──────── SOURCE RECORDS ────────

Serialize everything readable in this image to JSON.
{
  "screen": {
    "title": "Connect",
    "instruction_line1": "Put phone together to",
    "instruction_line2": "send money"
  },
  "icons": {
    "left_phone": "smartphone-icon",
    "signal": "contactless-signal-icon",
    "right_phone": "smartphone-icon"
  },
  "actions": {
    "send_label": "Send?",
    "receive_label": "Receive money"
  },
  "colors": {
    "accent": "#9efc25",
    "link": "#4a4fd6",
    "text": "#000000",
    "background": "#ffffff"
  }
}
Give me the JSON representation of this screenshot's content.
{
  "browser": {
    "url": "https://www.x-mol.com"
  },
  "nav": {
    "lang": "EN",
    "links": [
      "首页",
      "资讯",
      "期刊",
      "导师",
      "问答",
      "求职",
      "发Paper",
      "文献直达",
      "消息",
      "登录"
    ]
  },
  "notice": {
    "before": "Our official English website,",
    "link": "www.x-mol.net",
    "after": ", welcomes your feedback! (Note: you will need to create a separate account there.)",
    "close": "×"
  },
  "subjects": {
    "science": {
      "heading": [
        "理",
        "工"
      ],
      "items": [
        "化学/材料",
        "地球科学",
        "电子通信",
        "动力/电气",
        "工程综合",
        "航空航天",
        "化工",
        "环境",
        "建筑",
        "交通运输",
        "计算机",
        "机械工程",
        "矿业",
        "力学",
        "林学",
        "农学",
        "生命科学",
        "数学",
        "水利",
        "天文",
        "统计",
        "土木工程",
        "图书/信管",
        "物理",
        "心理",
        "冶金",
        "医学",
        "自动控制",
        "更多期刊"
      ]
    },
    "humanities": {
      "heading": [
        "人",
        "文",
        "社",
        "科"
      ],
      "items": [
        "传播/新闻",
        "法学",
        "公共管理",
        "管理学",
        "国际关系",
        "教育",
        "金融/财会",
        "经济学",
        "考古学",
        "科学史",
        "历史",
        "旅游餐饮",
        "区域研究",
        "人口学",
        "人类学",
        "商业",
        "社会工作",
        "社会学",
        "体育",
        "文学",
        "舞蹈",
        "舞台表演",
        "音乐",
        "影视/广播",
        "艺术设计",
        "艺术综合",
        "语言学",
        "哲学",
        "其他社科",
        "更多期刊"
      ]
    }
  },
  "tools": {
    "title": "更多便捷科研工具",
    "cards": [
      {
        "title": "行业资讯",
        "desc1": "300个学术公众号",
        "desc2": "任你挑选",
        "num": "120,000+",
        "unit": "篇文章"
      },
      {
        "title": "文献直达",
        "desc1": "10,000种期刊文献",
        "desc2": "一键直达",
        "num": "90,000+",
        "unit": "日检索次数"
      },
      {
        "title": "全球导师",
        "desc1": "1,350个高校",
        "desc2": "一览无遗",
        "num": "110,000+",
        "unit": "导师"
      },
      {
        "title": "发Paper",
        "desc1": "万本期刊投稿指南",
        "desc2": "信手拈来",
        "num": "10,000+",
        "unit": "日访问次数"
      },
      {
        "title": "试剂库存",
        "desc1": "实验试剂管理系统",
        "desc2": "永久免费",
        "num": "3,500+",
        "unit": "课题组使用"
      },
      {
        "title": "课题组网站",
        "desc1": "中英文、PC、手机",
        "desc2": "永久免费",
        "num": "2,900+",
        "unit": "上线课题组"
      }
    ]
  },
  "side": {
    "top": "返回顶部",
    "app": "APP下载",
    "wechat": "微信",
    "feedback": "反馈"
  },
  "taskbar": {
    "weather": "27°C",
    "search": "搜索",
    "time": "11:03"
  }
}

────────

Recopy the entries above in their entirety, exactly.

Serialize everything readable in this image to JSON.
{
  "screen": {
    "title": "Connect",
    "instruction_line1": "Put phone together to",
    "instruction_line2": "send money"
  },
  "icons": {
    "left_phone": "smartphone-icon",
    "signal": "contactless-signal-icon",
    "right_phone": "smartphone-icon"
  },
  "actions": {
    "send_label": "Send?",
    "receive_label": "Receive money"
  },
  "colors": {
    "accent": "#9efc25",
    "link": "#4a4fd6",
    "text": "#000000",
    "background": "#ffffff"
  }
}
Give me the JSON representation of this screenshot's content.
{
  "browser": {
    "url": "https://www.x-mol.com"
  },
  "nav": {
    "lang": "EN",
    "links": [
      "首页",
      "资讯",
      "期刊",
      "导师",
      "问答",
      "求职",
      "发Paper",
      "文献直达",
      "消息",
      "登录"
    ]
  },
  "notice": {
    "before": "Our official English website,",
    "link": "www.x-mol.net",
    "after": ", welcomes your feedback! (Note: you will need to create a separate account there.)",
    "close": "×"
  },
  "subjects": {
    "science": {
      "heading": [
        "理",
        "工"
      ],
      "items": [
        "化学/材料",
        "地球科学",
        "电子通信",
        "动力/电气",
        "工程综合",
        "航空航天",
        "化工",
        "环境",
        "建筑",
        "交通运输",
        "计算机",
        "机械工程",
        "矿业",
        "力学",
        "林学",
        "农学",
        "生命科学",
        "数学",
        "水利",
        "天文",
        "统计",
        "土木工程",
        "图书/信管",
        "物理",
        "心理",
        "冶金",
        "医学",
        "自动控制",
        "更多期刊"
      ]
    },
    "humanities": {
      "heading": [
        "人",
        "文",
        "社",
        "科"
      ],
      "items": [
        "传播/新闻",
        "法学",
        "公共管理",
        "管理学",
        "国际关系",
        "教育",
        "金融/财会",
        "经济学",
        "考古学",
        "科学史",
        "历史",
        "旅游餐饮",
        "区域研究",
        "人口学",
        "人类学",
        "商业",
        "社会工作",
        "社会学",
        "体育",
        "文学",
        "舞蹈",
        "舞台表演",
        "音乐",
        "影视/广播",
        "艺术设计",
        "艺术综合",
        "语言学",
        "哲学",
        "其他社科",
        "更多期刊"
      ]
    }
  },
  "tools": {
    "title": "更多便捷科研工具",
    "cards": [
      {
        "title": "行业资讯",
        "desc1": "300个学术公众号",
        "desc2": "任你挑选",
        "num": "120,000+",
        "unit": "篇文章"
      },
      {
        "title": "文献直达",
        "desc1": "10,000种期刊文献",
        "desc2": "一键直达",
        "num": "90,000+",
        "unit": "日检索次数"
      },
      {
        "title": "全球导师",
        "desc1": "1,350个高校",
        "desc2": "一览无遗",
        "num": "110,000+",
        "unit": "导师"
      },
      {
        "title": "发Paper",
        "desc1": "万本期刊投稿指南",
        "desc2": "信手拈来",
        "num": "10,000+",
        "unit": "日访问次数"
      },
      {
        "title": "试剂库存",
        "desc1": "实验试剂管理系统",
        "desc2": "永久免费",
        "num": "3,500+",
        "unit": "课题组使用"
      },
      {
        "title": "课题组网站",
        "desc1": "中英文、PC、手机",
        "desc2": "永久免费",
        "num": "2,900+",
        "unit": "上线课题组"
      }
    ]
  },
  "side": {
    "top": "返回顶部",
    "app": "APP下载",
    "wechat": "微信",
    "feedback": "反馈"
  },
  "taskbar": {
    "weather": "27°C",
    "search": "搜索",
    "time": "11:03"
  }
}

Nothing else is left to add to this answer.